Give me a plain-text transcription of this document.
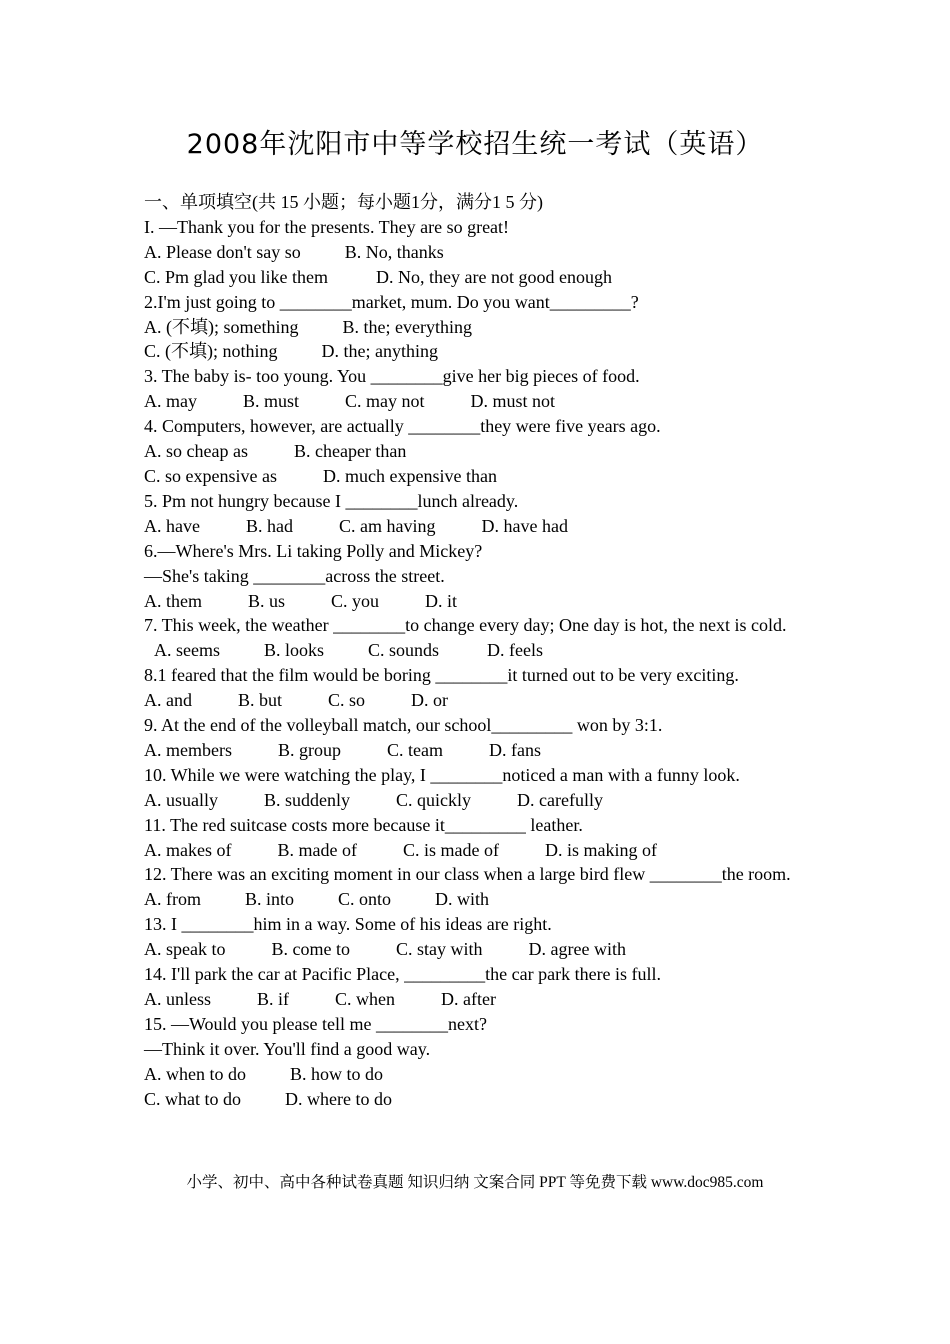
2008年沈阳市中等学校招生统一考试（英语）
一、单项填空(共 15 小题；每小题1分，满分1 5 分)
I. —Thank you for the presents. They are so great!
A. Please don't say so B. No, thanks
C. Pm glad you like them	D. No, they are not good enough
2.I'm just going to ________market, mum. Do you want_________?
A. (不填); something B. the; everything
C. (不填); nothing D. the; anything
3. The baby is- too young. You ________give her big pieces of food.
A. may	B. must	C. may not	D. must not
4. Computers, however, are actually ________they were five years ago.
A. so cheap as	B. cheaper than
C. so expensive as	D. much expensive than
5. Pm not hungry because I ________lunch already.
A. have	B. had	C. am having	D. have had
6.—Where's Mrs. Li taking Polly and Mickey?
—She's taking ________across the street.
A. them	B. us	C. you	D. it
7. This week, the weather ________to change every day; One day is hot, the next is cold.
A. seems B. looks C. sounds	D. feels
8.1 feared that the film would be boring ________it turned out to be very exciting.
A. and	B. but	C. so	D. or
9. At the end of the volleyball match, our school_________ won by 3:1.
A. members	B. group	C. team	D. fans
10. While we were watching the play, I ________noticed a man with a funny look.
A. usually	B. suddenly	C. quickly	D. carefully
11. The red suitcase costs more because it_________ leather.
A. makes of	B. made of	C. is made of	D. is making of
12. There was an exciting moment in our class when a large bird flew ________the room.
A. from B. into C. onto D. with
13. I ________him in a way. Some of his ideas are right.
A. speak to	B. come to	C. stay with	D. agree with
14. I'll park the car at Pacific Place, _________the car park there is full.
A. unless	B. if	C. when	D. after
15. —Would you please tell me ________next?
—Think it over. You'll find a good way.
A. when to do B. how to do
C. what to do D. where to do
小学、初中、高中各种试卷真题 知识归纳 文案合同 PPT 等免费下载 www.doc985.com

○ ○ ○

__BRIEF__.
The records above must be transcribed exactly. Pictures are left out of the copy.

__ANSWER TO THIS TASK__.
Give me a plain-text transcription of this document.
2008年沈阳市中等学校招生统一考试（英语）
一、单项填空(共 15 小题；每小题1分，满分1 5 分)
I. —Thank you for the presents. They are so great!
A. Please don't say so B. No, thanks
C. Pm glad you like them	D. No, they are not good enough
2.I'm just going to ________market, mum. Do you want_________?
A. (不填); something B. the; everything
C. (不填); nothing D. the; anything
3. The baby is- too young. You ________give her big pieces of food.
A. may	B. must	C. may not	D. must not
4. Computers, however, are actually ________they were five years ago.
A. so cheap as	B. cheaper than
C. so expensive as	D. much expensive than
5. Pm not hungry because I ________lunch already.
A. have	B. had	C. am having	D. have had
6.—Where's Mrs. Li taking Polly and Mickey?
—She's taking ________across the street.
A. them	B. us	C. you	D. it
7. This week, the weather ________to change every day; One day is hot, the next is cold.
A. seems B. looks C. sounds	D. feels
8.1 feared that the film would be boring ________it turned out to be very exciting.
A. and	B. but	C. so	D. or
9. At the end of the volleyball match, our school_________ won by 3:1.
A. members	B. group	C. team	D. fans
10. While we were watching the play, I ________noticed a man with a funny look.
A. usually	B. suddenly	C. quickly	D. carefully
11. The red suitcase costs more because it_________ leather.
A. makes of	B. made of	C. is made of	D. is making of
12. There was an exciting moment in our class when a large bird flew ________the room.
A. from B. into C. onto D. with
13. I ________him in a way. Some of his ideas are right.
A. speak to	B. come to	C. stay with	D. agree with
14. I'll park the car at Pacific Place, _________the car park there is full.
A. unless	B. if	C. when	D. after
15. —Would you please tell me ________next?
—Think it over. You'll find a good way.
A. when to do B. how to do
C. what to do D. where to do
小学、初中、高中各种试卷真题 知识归纳 文案合同 PPT 等免费下载 www.doc985.com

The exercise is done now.